** Start **

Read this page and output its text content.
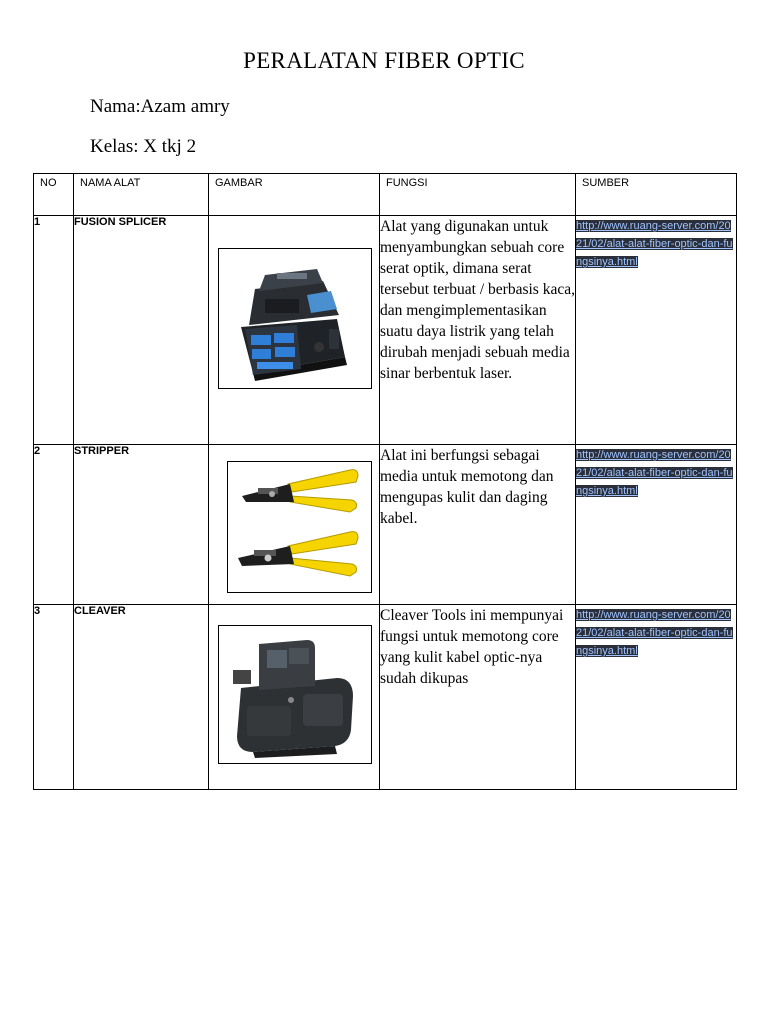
PERALATAN FIBER OPTIC
Nama:Azam amry
Kelas: X tkj 2
NO	NAMA ALAT	GAMBAR	FUNGSI	SUMBER
1	FUSION SPLICER		Alat yang digunakan untuk menyambungkan sebuah core serat optik, dimana serat tersebut terbuat / berbasis kaca, dan mengimplementasikan suatu daya listrik yang telah dirubah menjadi sebuah media sinar berbentuk laser.	http://www.ruang-server.com/2021/02/alat-alat-fiber-optic-dan-fungsinya.html
2	STRIPPER		Alat ini berfungsi sebagai media untuk memotong dan mengupas kulit dan daging kabel.	http://www.ruang-server.com/2021/02/alat-alat-fiber-optic-dan-fungsinya.html
3	CLEAVER		Cleaver Tools ini mempunyai fungsi untuk memotong core yang kulit kabel optic-nya sudah dikupas	http://www.ruang-server.com/2021/02/alat-alat-fiber-optic-dan-fungsinya.html
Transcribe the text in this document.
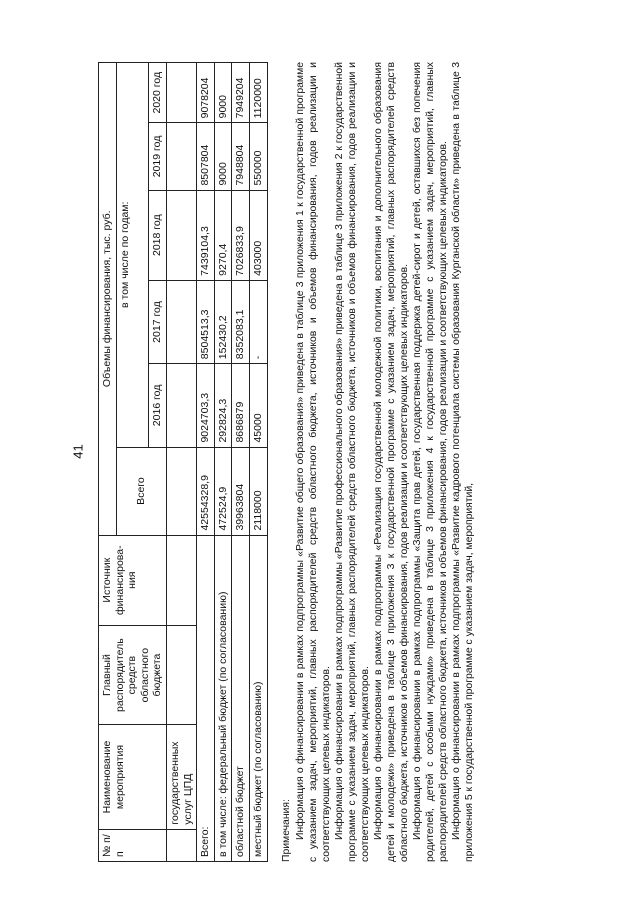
41
№ п/п	Наименование мероприятия	Главный распорядитель средств областного бюджета	Источник финансирова-ния	Объемы финансирования, тыс. руб.					
				Всего	в том числе по годам:				
					2016 год	2017 год	2018 год	2019 год	2020 год
	государственных услуг ЦПД								
Всего:				42554328,9	9024703,3	8504513,3	7439104,3	8507804	9078204
в том числе: федеральный бюджет (по согласованию)				472524,9	292824,3	152430,2	9270,4	9000	9000
областной бюджет				39963804	8686879	8352083,1	7026833,9	7948804	7949204
местный бюджет (по согласованию)				2118000	45000	-	403000	550000	1120000
Примечания: Информация о финансировании в рамках подпрограммы «Развитие общего образования» приведена в таблице 3 приложения 1 к государственной программе с указанием задач, мероприятий, главных распорядителей средств областного бюджета, источников и объемов финансирования, годов реализации и соответствующих целевых индикаторов. Информация о финансировании в рамках подпрограммы «Развитие профессионального образования» приведена в таблице 3 приложения 2 к государственной программе с указанием задач, мероприятий, главных распорядителей средств областного бюджета, источников и объемов финансирования, годов реализации и соответствующих целевых индикаторов. Информация о финансировании в рамках подпрограммы «Реализация государственной молодежной политики, воспитания и дополнительного образования детей и молодежи» приведена в таблице 3 приложения 3 к государственной программе с указанием задач, мероприятий, главных распорядителей средств областного бюджета, источников и объемов финансирования, годов реализации и соответствующих целевых индикаторов. Информация о финансировании в рамках подпрограммы «Защита прав детей, государственная поддержка детей-сирот и детей, оставшихся без попечения родителей, детей с особыми нуждами» приведена в таблице 3 приложения 4 к государственной программе с указанием задач, мероприятий, главных распорядителей средств областного бюджета, источников и объемов финансирования, годов реализации и соответствующих целевых индикаторов. Информация о финансировании в рамках подпрограммы «Развитие кадрового потенциала системы образования Курганской области» приведена в таблице 3 приложения 5 к государственной программе с указанием задач, мероприятий,
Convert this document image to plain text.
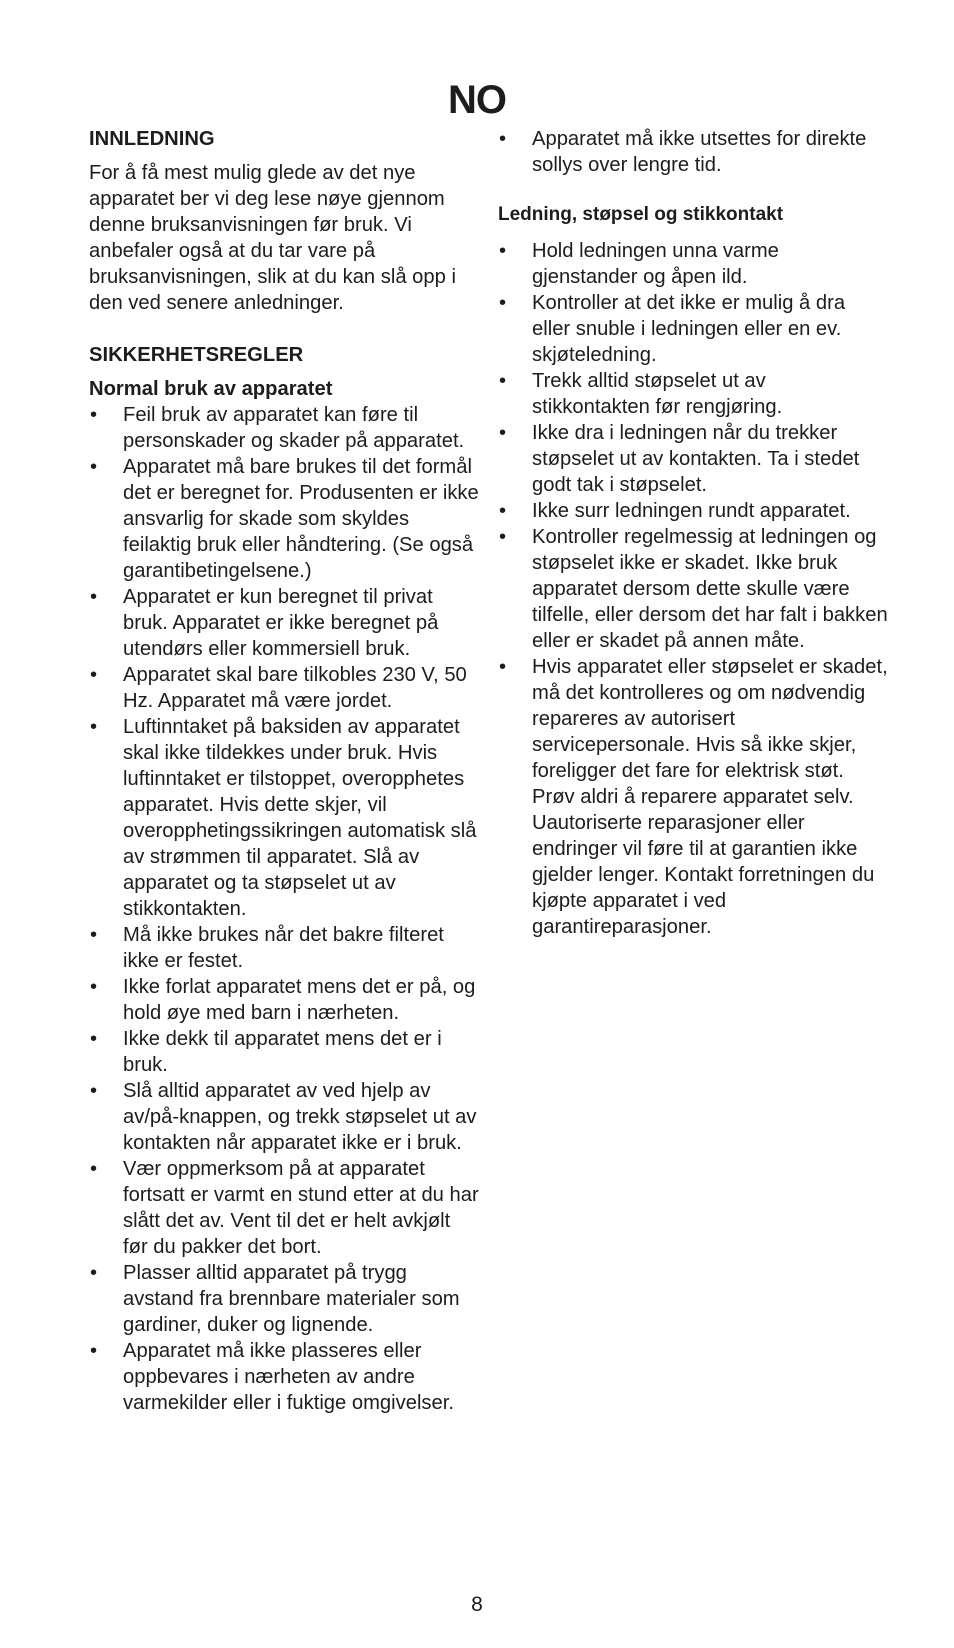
NO
INNLEDNING

For å få mest mulig glede av det nye apparatet ber vi deg lese nøye gjennom denne bruksanvisningen før bruk. Vi anbefaler også at du tar vare på bruksanvisningen, slik at du kan slå opp i den ved senere anledninger.

SIKKERHETSREGLER
Normal bruk av apparatet
• Feil bruk av apparatet kan føre til personskader og skader på apparatet.
• Apparatet må bare brukes til det formål det er beregnet for. Produsenten er ikke ansvarlig for skade som skyldes feilaktig bruk eller håndtering. (Se også garantibetingelsene.)
• Apparatet er kun beregnet til privat bruk. Apparatet er ikke beregnet på utendørs eller kommersiell bruk.
• Apparatet skal bare tilkobles 230 V, 50 Hz. Apparatet må være jordet.
• Luftinntaket på baksiden av apparatet skal ikke tildekkes under bruk. Hvis luftinntaket er tilstoppet, overopphetes apparatet. Hvis dette skjer, vil overopphetingssikringen automatisk slå av strømmen til apparatet. Slå av apparatet og ta støpselet ut av stikkontakten.
• Må ikke brukes når det bakre filteret ikke er festet.
• Ikke forlat apparatet mens det er på, og hold øye med barn i nærheten.
• Ikke dekk til apparatet mens det er i bruk.
• Slå alltid apparatet av ved hjelp av av/på-knappen, og trekk støpselet ut av kontakten når apparatet ikke er i bruk.
• Vær oppmerksom på at apparatet fortsatt er varmt en stund etter at du har slått det av. Vent til det er helt avkjølt før du pakker det bort.
• Plasser alltid apparatet på trygg avstand fra brennbare materialer som gardiner, duker og lignende.
• Apparatet må ikke plasseres eller oppbevares i nærheten av andre varmekilder eller i fuktige omgivelser.
• Apparatet må ikke utsettes for direkte sollys over lengre tid.
Ledning, støpsel og stikkontakt
• Hold ledningen unna varme gjenstander og åpen ild.
• Kontroller at det ikke er mulig å dra eller snuble i ledningen eller en ev. skjøteledning.
• Trekk alltid støpselet ut av stikkontakten før rengjøring.
• Ikke dra i ledningen når du trekker støpselet ut av kontakten. Ta i stedet godt tak i støpselet.
• Ikke surr ledningen rundt apparatet.
• Kontroller regelmessig at ledningen og støpselet ikke er skadet. Ikke bruk apparatet dersom dette skulle være tilfelle, eller dersom det har falt i bakken eller er skadet på annen måte.
• Hvis apparatet eller støpselet er skadet, må det kontrolleres og om nødvendig repareres av autorisert servicepersonale. Hvis så ikke skjer, foreligger det fare for elektrisk støt. Prøv aldri å reparere apparatet selv. Uautoriserte reparasjoner eller endringer vil føre til at garantien ikke gjelder lenger. Kontakt forretningen du kjøpte apparatet i ved garantireparasjoner.
8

** End **

- _INSTRUCTION_:
Retype every entry verbatim and exclude the pictures from the copy.

- _TASK SOLUTION_:
Read this page and output its text content.
PERALATAN FIBER OPTIC
Nama:Azam amry
Kelas: X tkj 2
NO	NAMA ALAT	GAMBAR	FUNGSI	SUMBER
1	FUSION SPLICER		Alat yang digunakan untuk menyambungkan sebuah core serat optik, dimana serat tersebut terbuat / berbasis kaca, dan mengimplementasikan suatu daya listrik yang telah dirubah menjadi sebuah media sinar berbentuk laser.	http://www.ruang-server.com/2021/02/alat-alat-fiber-optic-dan-fungsinya.html
2	STRIPPER		Alat ini berfungsi sebagai media untuk memotong dan mengupas kulit dan daging kabel.	http://www.ruang-server.com/2021/02/alat-alat-fiber-optic-dan-fungsinya.html
3	CLEAVER		Cleaver Tools ini mempunyai fungsi untuk memotong core yang kulit kabel optic-nya sudah dikupas	http://www.ruang-server.com/2021/02/alat-alat-fiber-optic-dan-fungsinya.html
Transcribe the text in this document.
41
№ п/п	Наименование мероприятия	Главный распорядитель средств областного бюджета	Источник финансирова-ния	Объемы финансирования, тыс. руб.					
				Всего	в том числе по годам:				
					2016 год	2017 год	2018 год	2019 год	2020 год
	государственных услуг ЦПД								
Всего:				42554328,9	9024703,3	8504513,3	7439104,3	8507804	9078204
в том числе: федеральный бюджет (по согласованию)				472524,9	292824,3	152430,2	9270,4	9000	9000
областной бюджет				39963804	8686879	8352083,1	7026833,9	7948804	7949204
местный бюджет (по согласованию)				2118000	45000	-	403000	550000	1120000
Примечания: Информация о финансировании в рамках подпрограммы «Развитие общего образования» приведена в таблице 3 приложения 1 к государственной программе с указанием задач, мероприятий, главных распорядителей средств областного бюджета, источников и объемов финансирования, годов реализации и соответствующих целевых индикаторов. Информация о финансировании в рамках подпрограммы «Развитие профессионального образования» приведена в таблице 3 приложения 2 к государственной программе с указанием задач, мероприятий, главных распорядителей средств областного бюджета, источников и объемов финансирования, годов реализации и соответствующих целевых индикаторов. Информация о финансировании в рамках подпрограммы «Реализация государственной молодежной политики, воспитания и дополнительного образования детей и молодежи» приведена в таблице 3 приложения 3 к государственной программе с указанием задач, мероприятий, главных распорядителей средств областного бюджета, источников и объемов финансирования, годов реализации и соответствующих целевых индикаторов. Информация о финансировании в рамках подпрограммы «Защита прав детей, государственная поддержка детей-сирот и детей, оставшихся без попечения родителей, детей с особыми нуждами» приведена в таблице 3 приложения 4 к государственной программе с указанием задач, мероприятий, главных распорядителей средств областного бюджета, источников и объемов финансирования, годов реализации и соответствующих целевых индикаторов. Информация о финансировании в рамках подпрограммы «Развитие кадрового потенциала системы образования Курганской области» приведена в таблице 3 приложения 5 к государственной программе с указанием задач, мероприятий,
Convert this document image to plain text.
NO
INNLEDNING

For å få mest mulig glede av det nye apparatet ber vi deg lese nøye gjennom denne bruksanvisningen før bruk. Vi anbefaler også at du tar vare på bruksanvisningen, slik at du kan slå opp i den ved senere anledninger.

SIKKERHETSREGLER
Normal bruk av apparatet
• Feil bruk av apparatet kan føre til personskader og skader på apparatet.
• Apparatet må bare brukes til det formål det er beregnet for. Produsenten er ikke ansvarlig for skade som skyldes feilaktig bruk eller håndtering. (Se også garantibetingelsene.)
• Apparatet er kun beregnet til privat bruk. Apparatet er ikke beregnet på utendørs eller kommersiell bruk.
• Apparatet skal bare tilkobles 230 V, 50 Hz. Apparatet må være jordet.
• Luftinntaket på baksiden av apparatet skal ikke tildekkes under bruk. Hvis luftinntaket er tilstoppet, overopphetes apparatet. Hvis dette skjer, vil overopphetingssikringen automatisk slå av strømmen til apparatet. Slå av apparatet og ta støpselet ut av stikkontakten.
• Må ikke brukes når det bakre filteret ikke er festet.
• Ikke forlat apparatet mens det er på, og hold øye med barn i nærheten.
• Ikke dekk til apparatet mens det er i bruk.
• Slå alltid apparatet av ved hjelp av av/på-knappen, og trekk støpselet ut av kontakten når apparatet ikke er i bruk.
• Vær oppmerksom på at apparatet fortsatt er varmt en stund etter at du har slått det av. Vent til det er helt avkjølt før du pakker det bort.
• Plasser alltid apparatet på trygg avstand fra brennbare materialer som gardiner, duker og lignende.
• Apparatet må ikke plasseres eller oppbevares i nærheten av andre varmekilder eller i fuktige omgivelser.
• Apparatet må ikke utsettes for direkte sollys over lengre tid.
Ledning, støpsel og stikkontakt
• Hold ledningen unna varme gjenstander og åpen ild.
• Kontroller at det ikke er mulig å dra eller snuble i ledningen eller en ev. skjøteledning.
• Trekk alltid støpselet ut av stikkontakten før rengjøring.
• Ikke dra i ledningen når du trekker støpselet ut av kontakten. Ta i stedet godt tak i støpselet.
• Ikke surr ledningen rundt apparatet.
• Kontroller regelmessig at ledningen og støpselet ikke er skadet. Ikke bruk apparatet dersom dette skulle være tilfelle, eller dersom det har falt i bakken eller er skadet på annen måte.
• Hvis apparatet eller støpselet er skadet, må det kontrolleres og om nødvendig repareres av autorisert servicepersonale. Hvis så ikke skjer, foreligger det fare for elektrisk støt. Prøv aldri å reparere apparatet selv. Uautoriserte reparasjoner eller endringer vil føre til at garantien ikke gjelder lenger. Kontakt forretningen du kjøpte apparatet i ved garantireparasjoner.
8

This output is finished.